- SET PROBLEM
Keep the pictures out of the copy and print all the entries below exactly.

- Stored records
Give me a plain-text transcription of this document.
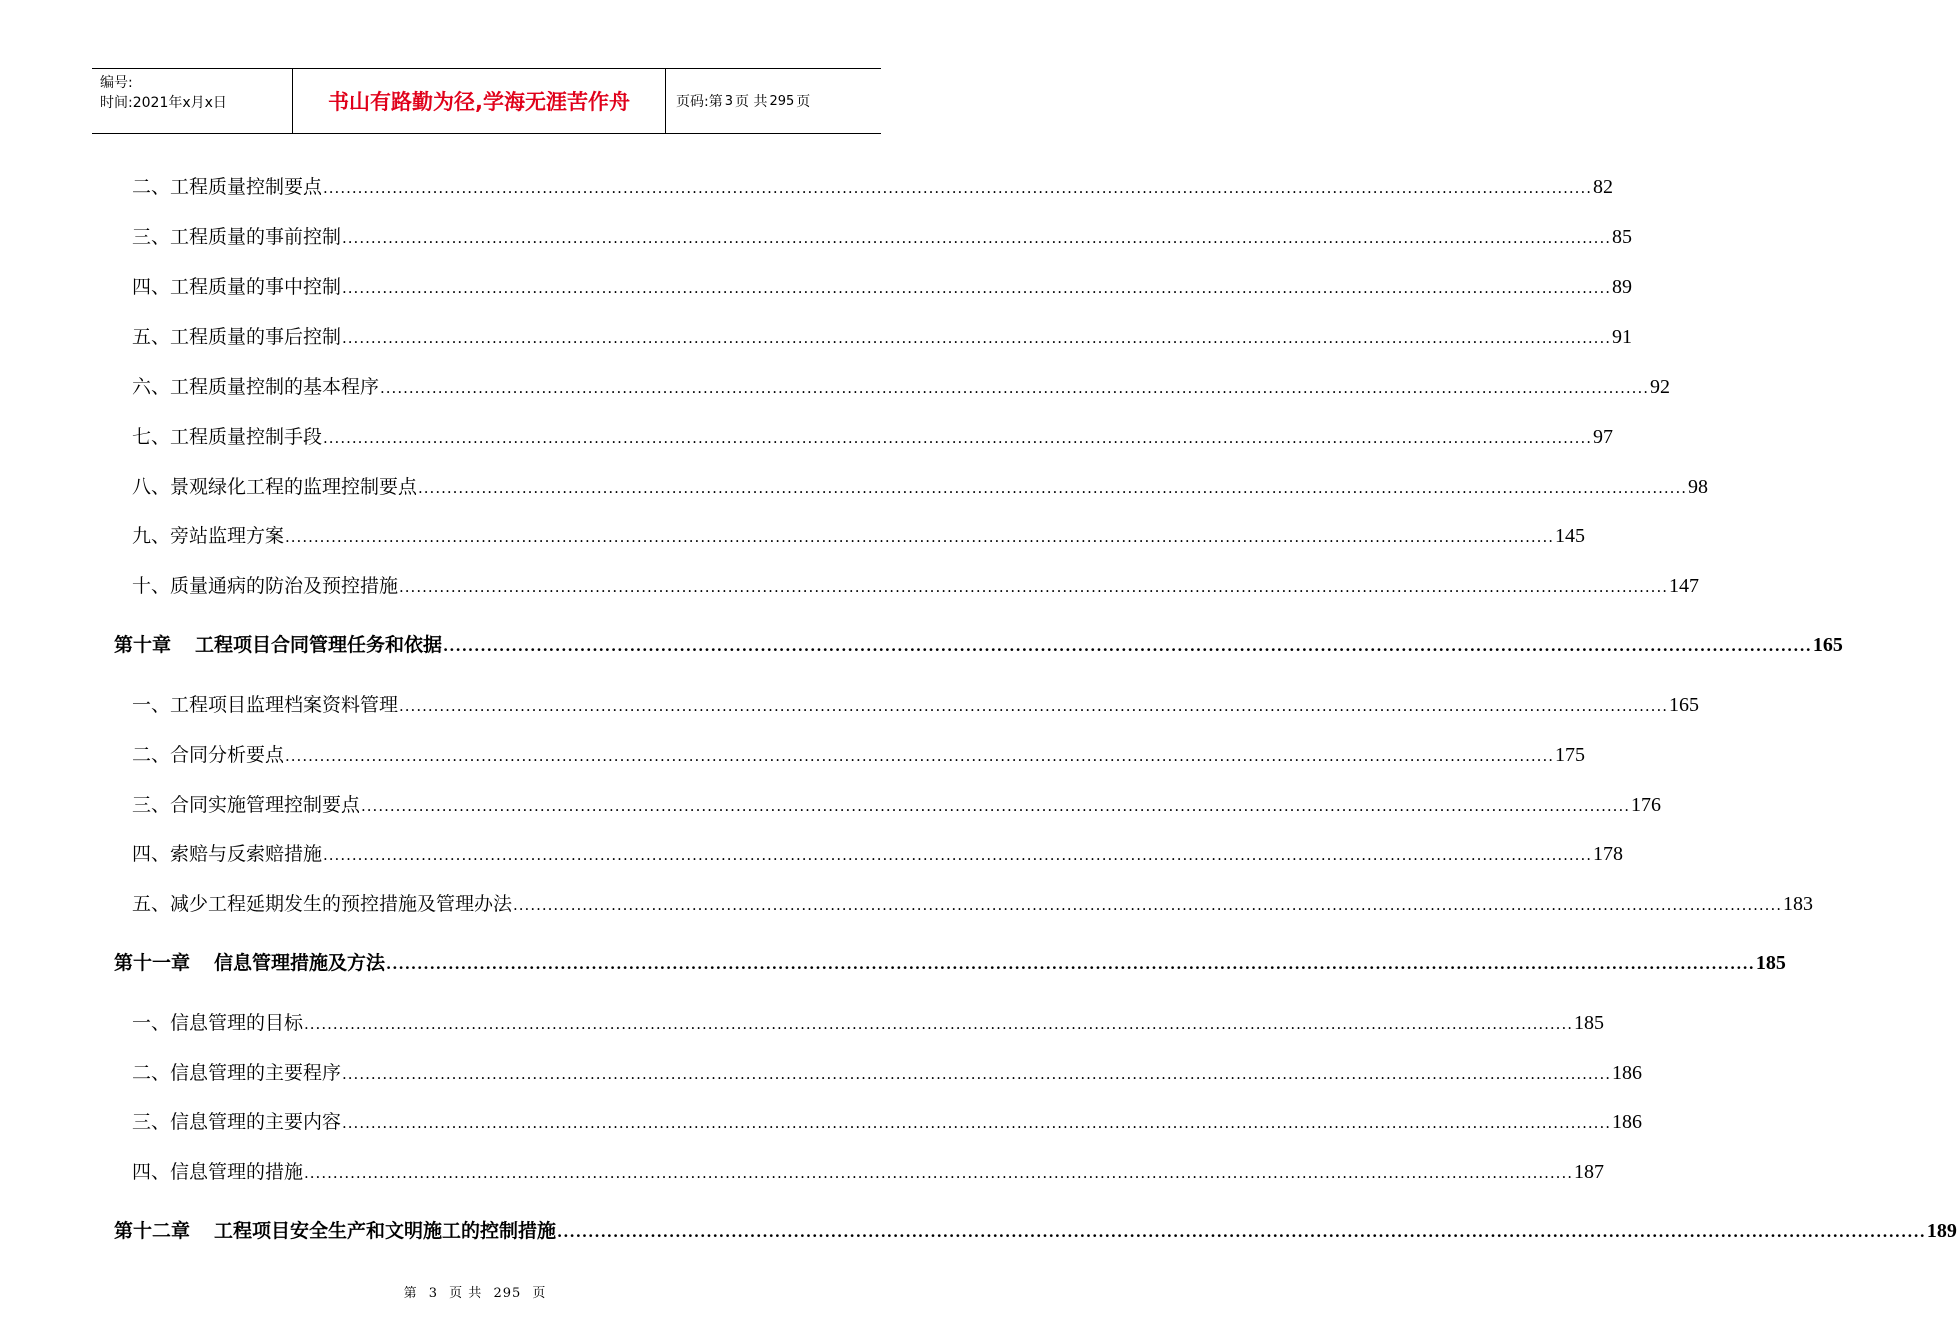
编号:
时间:2021年x月x日	书山有路勤为径,学海无涯苦作舟	页码:第 3 页 共 295 页
二、工程质量控制要点 ............................................................................................................................................................................................................................ 82
三、工程质量的事前控制 ............................................................................................................................................................................................................................ 85
四、工程质量的事中控制 ............................................................................................................................................................................................................................ 89
五、工程质量的事后控制 ............................................................................................................................................................................................................................ 91
六、工程质量控制的基本程序 ............................................................................................................................................................................................................................ 92
七、工程质量控制手段 ............................................................................................................................................................................................................................ 97
八、景观绿化工程的监理控制要点 ............................................................................................................................................................................................................................ 98
九、旁站监理方案 ............................................................................................................................................................................................................................ 145
十、质量通病的防治及预控措施 ............................................................................................................................................................................................................................ 147
第十章 工程项目合同管理任务和依据 ............................................................................................................................................................................................................................ 165
一、工程项目监理档案资料管理 ............................................................................................................................................................................................................................ 165
二、合同分析要点 ............................................................................................................................................................................................................................ 175
三、合同实施管理控制要点 ............................................................................................................................................................................................................................ 176
四、索赔与反索赔措施 ............................................................................................................................................................................................................................ 178
五、减少工程延期发生的预控措施及管理办法 ............................................................................................................................................................................................................................ 183
第十一章 信息管理措施及方法 ............................................................................................................................................................................................................................ 185
一、信息管理的目标 ............................................................................................................................................................................................................................ 185
二、信息管理的主要程序 ............................................................................................................................................................................................................................ 186
三、信息管理的主要内容 ............................................................................................................................................................................................................................ 186
四、信息管理的措施 ............................................................................................................................................................................................................................ 187
第十二章 工程项目安全生产和文明施工的控制措施 ............................................................................................................................................................................................................................ 189
第 3 页 共 295 页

- RESPONSE TO THIS TASK
Give me a plain-text transcription of this document.
编号:
时间:2021年x月x日	书山有路勤为径,学海无涯苦作舟	页码:第 3 页 共 295 页
二、工程质量控制要点 ............................................................................................................................................................................................................................ 82
三、工程质量的事前控制 ............................................................................................................................................................................................................................ 85
四、工程质量的事中控制 ............................................................................................................................................................................................................................ 89
五、工程质量的事后控制 ............................................................................................................................................................................................................................ 91
六、工程质量控制的基本程序 ............................................................................................................................................................................................................................ 92
七、工程质量控制手段 ............................................................................................................................................................................................................................ 97
八、景观绿化工程的监理控制要点 ............................................................................................................................................................................................................................ 98
九、旁站监理方案 ............................................................................................................................................................................................................................ 145
十、质量通病的防治及预控措施 ............................................................................................................................................................................................................................ 147
第十章 工程项目合同管理任务和依据 ............................................................................................................................................................................................................................ 165
一、工程项目监理档案资料管理 ............................................................................................................................................................................................................................ 165
二、合同分析要点 ............................................................................................................................................................................................................................ 175
三、合同实施管理控制要点 ............................................................................................................................................................................................................................ 176
四、索赔与反索赔措施 ............................................................................................................................................................................................................................ 178
五、减少工程延期发生的预控措施及管理办法 ............................................................................................................................................................................................................................ 183
第十一章 信息管理措施及方法 ............................................................................................................................................................................................................................ 185
一、信息管理的目标 ............................................................................................................................................................................................................................ 185
二、信息管理的主要程序 ............................................................................................................................................................................................................................ 186
三、信息管理的主要内容 ............................................................................................................................................................................................................................ 186
四、信息管理的措施 ............................................................................................................................................................................................................................ 187
第十二章 工程项目安全生产和文明施工的控制措施 ............................................................................................................................................................................................................................ 189
第 3 页 共 295 页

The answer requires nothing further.